▶ [Excerpted data]
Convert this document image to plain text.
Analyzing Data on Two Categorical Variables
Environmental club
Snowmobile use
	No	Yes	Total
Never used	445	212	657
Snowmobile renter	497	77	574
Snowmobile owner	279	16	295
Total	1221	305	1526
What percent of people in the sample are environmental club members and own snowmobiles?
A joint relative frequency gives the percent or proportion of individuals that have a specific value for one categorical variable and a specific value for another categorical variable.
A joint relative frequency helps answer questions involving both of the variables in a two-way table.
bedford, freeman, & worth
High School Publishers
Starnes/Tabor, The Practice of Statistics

▶ [Stated task] Within the records, how many lines include "club"? The answer is the number and nothing else.

▶ [The solution] 2